Selected passage:

      I had to write this piece, because I cannot understand how some people can keep complaining about their lives so blindly! Everyone is going through some kind of problems- nobody’s problem is less important!
      Thank you so much for reading and sharing your piece of wisdom here. 🙂

  4. Such a smart writing! We all have one or of many of “that” kind of friends, relatives! Life is wonderfully balanced because of them ha ha!
    My most favorite parts are where you describe grief and where you describe life so so beautifully!
    “Death never gives peace. Life is peace. In living, in grief, in celebrating, in friendships- you find what death lacks- a life.” – Wow! Just Wow!!

    1. The bad part is ” We all have one or of many of “that” kind of friends, relatives” I wish people were more compassionate! The world would have been a nice place to live then!

      Thank you so much for reading! Yes, I believe life is the best gift we got, and even grief is a prize!

  5. This so reflects my thoughts…not in a callous way, but a familiar way. Sometimes I listen to friends and their list of woes, letting them heal themselves by venting, by looking for reassurance. I often want to interject “me too” in their emotional dumps, but either can’t get mine in, or realize that’s not what the therapy session is for. Sometimes it’s hard to let yourself be happy, despite the crummy state around you. Watch a sunset, tickle a baby, read a book, go for a walk. And let the rest go. Great post.

Tasks and exercises:
1/ Rewrite the paragraph of the comment thread that begins "This so reflects my thoughts" as a short bulleted list that keeps its main points.
2/ Write the next part of the comment thread, starting after its final comment.

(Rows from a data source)
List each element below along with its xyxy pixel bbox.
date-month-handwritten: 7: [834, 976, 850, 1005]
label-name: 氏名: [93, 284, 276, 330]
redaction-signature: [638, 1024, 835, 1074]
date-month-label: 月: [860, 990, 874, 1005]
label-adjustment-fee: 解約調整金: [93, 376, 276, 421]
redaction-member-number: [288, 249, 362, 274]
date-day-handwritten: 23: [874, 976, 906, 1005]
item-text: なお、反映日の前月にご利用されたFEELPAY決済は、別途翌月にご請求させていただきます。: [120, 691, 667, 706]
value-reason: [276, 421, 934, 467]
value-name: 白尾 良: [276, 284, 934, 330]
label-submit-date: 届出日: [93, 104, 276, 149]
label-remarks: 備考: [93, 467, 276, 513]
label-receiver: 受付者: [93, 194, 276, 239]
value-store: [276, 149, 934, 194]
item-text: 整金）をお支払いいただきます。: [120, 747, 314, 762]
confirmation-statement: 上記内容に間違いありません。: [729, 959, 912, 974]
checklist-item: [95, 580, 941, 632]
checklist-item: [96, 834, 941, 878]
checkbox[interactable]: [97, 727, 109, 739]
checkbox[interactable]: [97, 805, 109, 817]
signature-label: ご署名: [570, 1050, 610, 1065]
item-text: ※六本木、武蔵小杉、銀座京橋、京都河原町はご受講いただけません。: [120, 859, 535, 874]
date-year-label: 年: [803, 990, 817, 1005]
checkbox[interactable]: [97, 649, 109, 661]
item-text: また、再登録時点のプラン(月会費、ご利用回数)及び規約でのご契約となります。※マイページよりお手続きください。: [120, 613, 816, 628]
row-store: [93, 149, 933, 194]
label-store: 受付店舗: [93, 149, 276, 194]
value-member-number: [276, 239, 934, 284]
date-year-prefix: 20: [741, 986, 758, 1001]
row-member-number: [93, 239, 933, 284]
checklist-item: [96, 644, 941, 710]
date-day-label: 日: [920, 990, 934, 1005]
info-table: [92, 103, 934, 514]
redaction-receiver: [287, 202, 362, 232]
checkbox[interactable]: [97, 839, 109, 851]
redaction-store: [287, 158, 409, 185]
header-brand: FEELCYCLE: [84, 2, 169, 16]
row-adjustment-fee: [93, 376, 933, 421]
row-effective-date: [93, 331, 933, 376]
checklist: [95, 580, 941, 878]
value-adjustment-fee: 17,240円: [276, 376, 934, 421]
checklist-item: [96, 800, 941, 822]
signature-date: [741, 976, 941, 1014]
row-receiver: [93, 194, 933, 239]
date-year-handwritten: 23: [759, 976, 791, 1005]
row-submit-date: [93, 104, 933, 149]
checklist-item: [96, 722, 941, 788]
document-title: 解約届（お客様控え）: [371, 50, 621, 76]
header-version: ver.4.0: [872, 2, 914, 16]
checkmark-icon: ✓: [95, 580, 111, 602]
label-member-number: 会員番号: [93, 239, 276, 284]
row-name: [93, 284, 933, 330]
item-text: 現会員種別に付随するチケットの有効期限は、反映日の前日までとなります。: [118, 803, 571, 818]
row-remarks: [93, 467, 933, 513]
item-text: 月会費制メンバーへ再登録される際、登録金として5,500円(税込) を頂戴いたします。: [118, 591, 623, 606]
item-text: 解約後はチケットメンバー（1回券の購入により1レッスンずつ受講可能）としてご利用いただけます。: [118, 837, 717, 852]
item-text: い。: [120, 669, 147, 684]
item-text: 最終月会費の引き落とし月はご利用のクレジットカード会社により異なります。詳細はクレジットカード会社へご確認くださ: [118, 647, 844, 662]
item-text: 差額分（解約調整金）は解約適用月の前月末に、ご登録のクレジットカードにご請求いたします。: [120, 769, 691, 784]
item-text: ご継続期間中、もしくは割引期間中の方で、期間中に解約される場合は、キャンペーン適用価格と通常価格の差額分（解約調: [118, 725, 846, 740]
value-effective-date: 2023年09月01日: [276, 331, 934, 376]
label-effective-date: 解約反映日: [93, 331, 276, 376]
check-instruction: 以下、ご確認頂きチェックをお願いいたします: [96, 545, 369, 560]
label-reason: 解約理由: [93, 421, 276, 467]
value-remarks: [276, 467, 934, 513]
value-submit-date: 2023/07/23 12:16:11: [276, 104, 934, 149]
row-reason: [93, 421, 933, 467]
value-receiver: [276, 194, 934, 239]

Outputs for the tasks:
1/
- The post reflects the commenter's own thoughts, in a familiar rather than callous way.
- The commenter sometimes listens to friends list their woes, letting them heal by venting and seeking reassurance.
- The commenter often wants to say "me too" but either can't get it in or realizes that isn't what the "therapy session" is for.
- Letting yourself be happy despite a crummy state around you can be hard.
- Suggested remedies: watch a sunset, tickle a baby, read a book, go for a walk, and let the rest go.
- The commenter calls it a great post.

2/
    1. You are right, Claudia. There are so many things to be grateful and happy about. The sunset is surely a great example. 🙂 So what’s your advice when a friend is venting a lot every day for years? I still didn’t find any good solution, except saying “Visit again!”

      Thank you so much for reading, Claudia. 🙂

      1. Just nod and listen, give your opinion, and move on. People create their own clouds. I know I used to. But it got to be boring to listen to my own whining, especially when I refused to do anything about it. Maybe thats where love of creativity comes in. I love writing. Others love painting. Some make jewelry. Maybe you can talk to your “venter” to pick a passion and go for it. Works for you and me, right?

        1. Claudia, I’m a person of action. I act on things, so I already gave suggestions on “creative pursuits” because creativity is such a positive place to live. But I was told how it was “easy” for me to find time for reading and writing and photography but for her ( and them, because many spoke in similar fashion) it was very “hard.” Making good habit is a hard process. We both know that right? Some people just take the easy path- venting is one easy road. 🙂 So I came back to “no advice and run away soon” solution for now. Ha ha! 😀

  6. Well done. I have found that as my daughter took on the world that she begins to understand me, but only so much. I understand and I love your essay/story. Cummings is a wonderful source of quotes. I love his work. I’ll be back soon to read more of yours.

    1. Thank you so much for reading and your thoughts here. I like reading Cummings- it’s brilliant how time is tree and love is the sky- makes my worries so irrelevant and my self-doubts impractical! But I don’t love Cummings as much as I love Mary Oliver. I hope to see you again. 🙂

  7. Smart, witty and full of empathy! Also loved where you wrote, “You will continue portraying yourself a feminist, while destroying all female characters in your story!” Ha ha!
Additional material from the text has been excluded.